== Short problem ==
With the images removed, repeat the data below exactly.

== Raw data ==
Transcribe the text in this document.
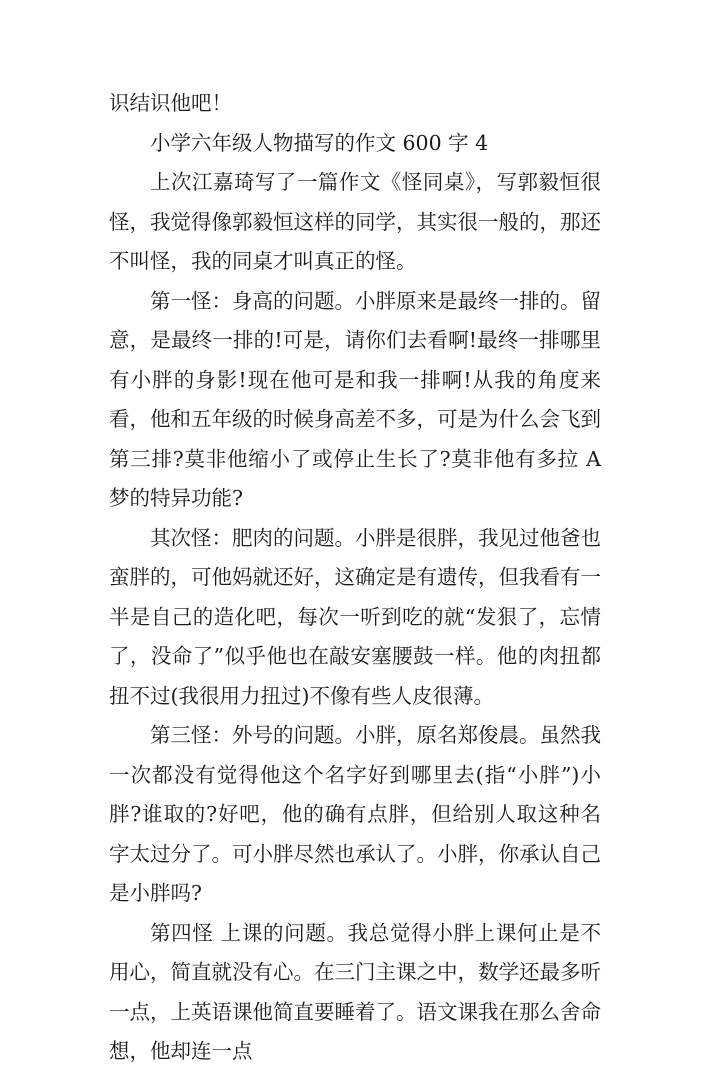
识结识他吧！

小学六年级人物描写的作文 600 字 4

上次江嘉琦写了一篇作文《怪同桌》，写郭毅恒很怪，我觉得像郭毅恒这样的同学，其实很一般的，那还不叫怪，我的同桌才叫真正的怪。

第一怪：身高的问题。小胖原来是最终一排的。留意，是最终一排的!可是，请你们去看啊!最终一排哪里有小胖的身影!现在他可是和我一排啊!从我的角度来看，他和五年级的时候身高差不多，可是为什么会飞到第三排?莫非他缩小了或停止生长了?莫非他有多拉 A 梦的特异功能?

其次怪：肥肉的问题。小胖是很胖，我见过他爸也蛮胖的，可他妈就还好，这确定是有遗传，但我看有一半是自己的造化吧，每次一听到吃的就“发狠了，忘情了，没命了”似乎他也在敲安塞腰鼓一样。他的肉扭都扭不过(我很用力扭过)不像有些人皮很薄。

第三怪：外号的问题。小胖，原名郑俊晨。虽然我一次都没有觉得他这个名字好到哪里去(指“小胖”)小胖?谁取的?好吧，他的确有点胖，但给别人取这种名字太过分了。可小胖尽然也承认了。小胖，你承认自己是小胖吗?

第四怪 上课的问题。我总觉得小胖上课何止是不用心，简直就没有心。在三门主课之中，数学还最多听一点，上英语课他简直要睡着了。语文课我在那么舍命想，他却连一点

== Written solution ==
Transcribe the text in this document.
识结识他吧！

小学六年级人物描写的作文 600 字 4

上次江嘉琦写了一篇作文《怪同桌》，写郭毅恒很怪，我觉得像郭毅恒这样的同学，其实很一般的，那还不叫怪，我的同桌才叫真正的怪。

第一怪：身高的问题。小胖原来是最终一排的。留意，是最终一排的!可是，请你们去看啊!最终一排哪里有小胖的身影!现在他可是和我一排啊!从我的角度来看，他和五年级的时候身高差不多，可是为什么会飞到第三排?莫非他缩小了或停止生长了?莫非他有多拉 A 梦的特异功能?

其次怪：肥肉的问题。小胖是很胖，我见过他爸也蛮胖的，可他妈就还好，这确定是有遗传，但我看有一半是自己的造化吧，每次一听到吃的就“发狠了，忘情了，没命了”似乎他也在敲安塞腰鼓一样。他的肉扭都扭不过(我很用力扭过)不像有些人皮很薄。

第三怪：外号的问题。小胖，原名郑俊晨。虽然我一次都没有觉得他这个名字好到哪里去(指“小胖”)小胖?谁取的?好吧，他的确有点胖，但给别人取这种名字太过分了。可小胖尽然也承认了。小胖，你承认自己是小胖吗?

第四怪 上课的问题。我总觉得小胖上课何止是不用心，简直就没有心。在三门主课之中，数学还最多听一点，上英语课他简直要睡着了。语文课我在那么舍命想，他却连一点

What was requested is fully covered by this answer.